* EXERCISE: Leave out the pictures and reproduce all of the data exactly.

[Data excerpts]
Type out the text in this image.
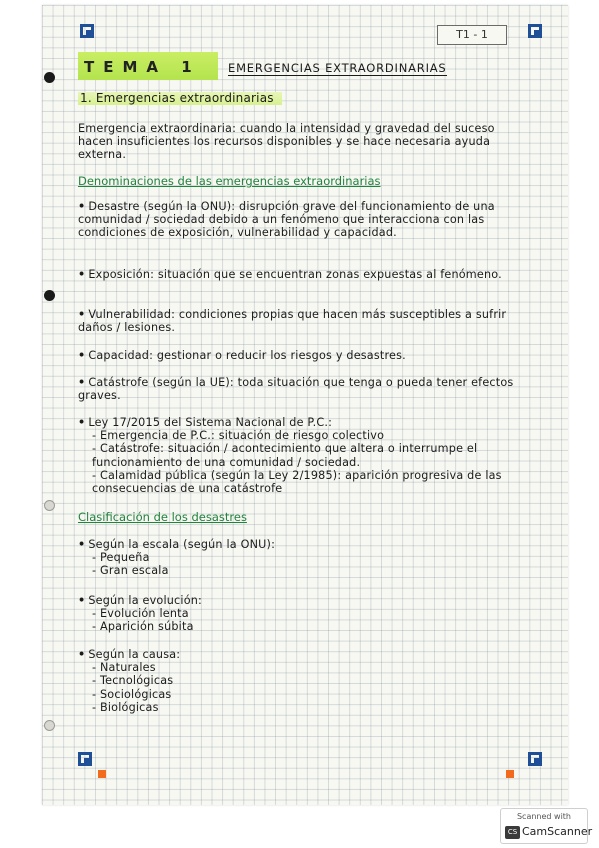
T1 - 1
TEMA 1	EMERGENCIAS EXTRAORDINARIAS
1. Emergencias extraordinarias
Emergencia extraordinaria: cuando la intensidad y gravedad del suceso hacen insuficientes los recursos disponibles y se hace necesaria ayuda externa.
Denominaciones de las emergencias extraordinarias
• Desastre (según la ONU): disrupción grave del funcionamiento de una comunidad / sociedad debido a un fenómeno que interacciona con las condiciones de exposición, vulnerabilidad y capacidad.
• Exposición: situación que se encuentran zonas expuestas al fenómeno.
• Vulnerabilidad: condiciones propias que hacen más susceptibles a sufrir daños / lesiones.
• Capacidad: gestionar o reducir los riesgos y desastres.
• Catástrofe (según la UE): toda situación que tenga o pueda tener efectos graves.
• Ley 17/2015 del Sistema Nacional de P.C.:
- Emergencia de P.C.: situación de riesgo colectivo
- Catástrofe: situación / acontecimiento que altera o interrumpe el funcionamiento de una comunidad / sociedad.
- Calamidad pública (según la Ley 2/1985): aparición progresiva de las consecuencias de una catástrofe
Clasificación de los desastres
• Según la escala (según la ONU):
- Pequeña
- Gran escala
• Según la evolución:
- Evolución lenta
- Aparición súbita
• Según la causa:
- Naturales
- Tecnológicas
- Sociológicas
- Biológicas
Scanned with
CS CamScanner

* COMPLETE OUTPUT:
Type out the text in this image.
T1 - 1
TEMA 1	EMERGENCIAS EXTRAORDINARIAS
1. Emergencias extraordinarias
Emergencia extraordinaria: cuando la intensidad y gravedad del suceso hacen insuficientes los recursos disponibles y se hace necesaria ayuda externa.
Denominaciones de las emergencias extraordinarias
• Desastre (según la ONU): disrupción grave del funcionamiento de una comunidad / sociedad debido a un fenómeno que interacciona con las condiciones de exposición, vulnerabilidad y capacidad.
• Exposición: situación que se encuentran zonas expuestas al fenómeno.
• Vulnerabilidad: condiciones propias que hacen más susceptibles a sufrir daños / lesiones.
• Capacidad: gestionar o reducir los riesgos y desastres.
• Catástrofe (según la UE): toda situación que tenga o pueda tener efectos graves.
• Ley 17/2015 del Sistema Nacional de P.C.:
- Emergencia de P.C.: situación de riesgo colectivo
- Catástrofe: situación / acontecimiento que altera o interrumpe el funcionamiento de una comunidad / sociedad.
- Calamidad pública (según la Ley 2/1985): aparición progresiva de las consecuencias de una catástrofe
Clasificación de los desastres
• Según la escala (según la ONU):
- Pequeña
- Gran escala
• Según la evolución:
- Evolución lenta
- Aparición súbita
• Según la causa:
- Naturales
- Tecnológicas
- Sociológicas
- Biológicas
Scanned with
CS CamScanner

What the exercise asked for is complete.